■ **Task instructions**
Only lines with the string "animal" matter here; gather them from the material below.

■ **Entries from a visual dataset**
· · · · · · ·
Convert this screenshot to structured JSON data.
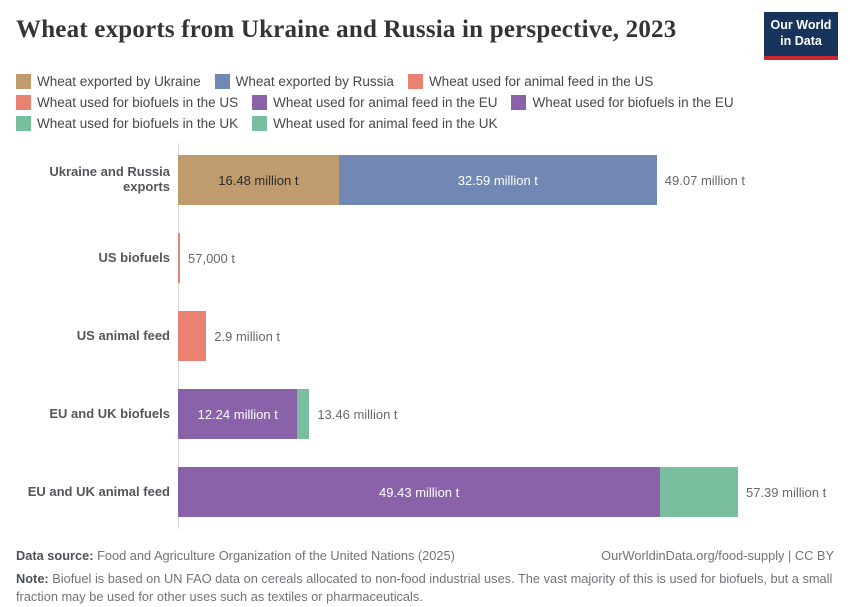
{
  "title": "Wheat exports from Ukraine and Russia in perspective, 2023",
  "logo": {
    "line1": "Our World",
    "line2": "in Data"
  },
  "colors": {
    "ukraine_tan": "#BF9B6E",
    "russia_blue": "#7188B4",
    "us_salmon": "#E98271",
    "eu_purple": "#8962AA",
    "uk_green": "#79BE9E",
    "axis_line": "#dcdcdc",
    "logo_navy": "#17355c",
    "logo_red": "#cc2631"
  },
  "legend": [
    {
      "label": "Wheat exported by Ukraine",
      "color": "#BF9B6E"
    },
    {
      "label": "Wheat exported by Russia",
      "color": "#7188B4"
    },
    {
      "label": "Wheat used for animal feed in the US",
      "color": "#E98271"
    },
    {
      "label": "Wheat used for biofuels in the US",
      "color": "#E98271"
    },
    {
      "label": "Wheat used for animal feed in the EU",
      "color": "#8962AA"
    },
    {
      "label": "Wheat used for biofuels in the EU",
      "color": "#8962AA"
    },
    {
      "label": "Wheat used for biofuels in the UK",
      "color": "#79BE9E"
    },
    {
      "label": "Wheat used for animal feed in the UK",
      "color": "#79BE9E"
    }
  ],
  "chart_data": {
    "type": "bar",
    "orientation": "horizontal_stacked",
    "unit": "million tonnes",
    "x_max": 57.39,
    "grid": false,
    "legend_position": "top",
    "categories": [
      "Ukraine and Russia exports",
      "US biofuels",
      "US animal feed",
      "EU and UK biofuels",
      "EU and UK animal feed"
    ],
    "rows": [
      {
        "label": "Ukraine and Russia exports",
        "total": 49.07,
        "total_label": "49.07 million t",
        "segments": [
          {
            "name": "Wheat exported by Ukraine",
            "value": 16.48,
            "label": "16.48 million t",
            "color": "#BF9B6E",
            "label_tone": "dark"
          },
          {
            "name": "Wheat exported by Russia",
            "value": 32.59,
            "label": "32.59 million t",
            "color": "#7188B4",
            "label_tone": "light"
          }
        ]
      },
      {
        "label": "US biofuels",
        "total": 0.057,
        "total_label": "57,000 t",
        "segments": [
          {
            "name": "Wheat used for biofuels in the US",
            "value": 0.057,
            "label": "",
            "color": "#E98271",
            "label_tone": "light"
          }
        ]
      },
      {
        "label": "US animal feed",
        "total": 2.9,
        "total_label": "2.9 million t",
        "segments": [
          {
            "name": "Wheat used for animal feed in the US",
            "value": 2.9,
            "label": "",
            "color": "#E98271",
            "label_tone": "light"
          }
        ]
      },
      {
        "label": "EU and UK biofuels",
        "total": 13.46,
        "total_label": "13.46 million t",
        "segments": [
          {
            "name": "Wheat used for biofuels in the EU",
            "value": 12.24,
            "label": "12.24 million t",
            "color": "#8962AA",
            "label_tone": "light"
          },
          {
            "name": "Wheat used for biofuels in the UK",
            "value": 1.22,
            "label": "",
            "color": "#79BE9E",
            "label_tone": "light"
          }
        ]
      },
      {
        "label": "EU and UK animal feed",
        "total": 57.39,
        "total_label": "57.39 million t",
        "segments": [
          {
            "name": "Wheat used for animal feed in the EU",
            "value": 49.43,
            "label": "49.43 million t",
            "color": "#8962AA",
            "label_tone": "light"
          },
          {
            "name": "Wheat used for animal feed in the UK",
            "value": 7.96,
            "label": "",
            "color": "#79BE9E",
            "label_tone": "light"
          }
        ]
      }
    ]
  },
  "footer": {
    "source_label": "Data source:",
    "source_text": " Food and Agriculture Organization of the United Nations (2025)",
    "link": "OurWorldinData.org/food-supply | CC BY",
    "note_label": "Note:",
    "note_text": " Biofuel is based on UN FAO data on cereals allocated to non-food industrial uses. The vast majority of this is used for biofuels, but a small fraction may be used for other uses such as textiles or pharmaceuticals."
  }
}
· · · · · · ·
■ **Result**
      "label": "Wheat used for animal feed in the US",
      "label": "Wheat used for animal feed in the EU",
      "label": "Wheat used for animal feed in the UK",
      "US animal feed",
      "EU and UK animal feed"
        "label": "US animal feed",
            "name": "Wheat used for animal feed in the US",
        "label": "EU and UK animal feed",
            "name": "Wheat used for animal feed in the EU",
            "name": "Wheat used for animal feed in the UK",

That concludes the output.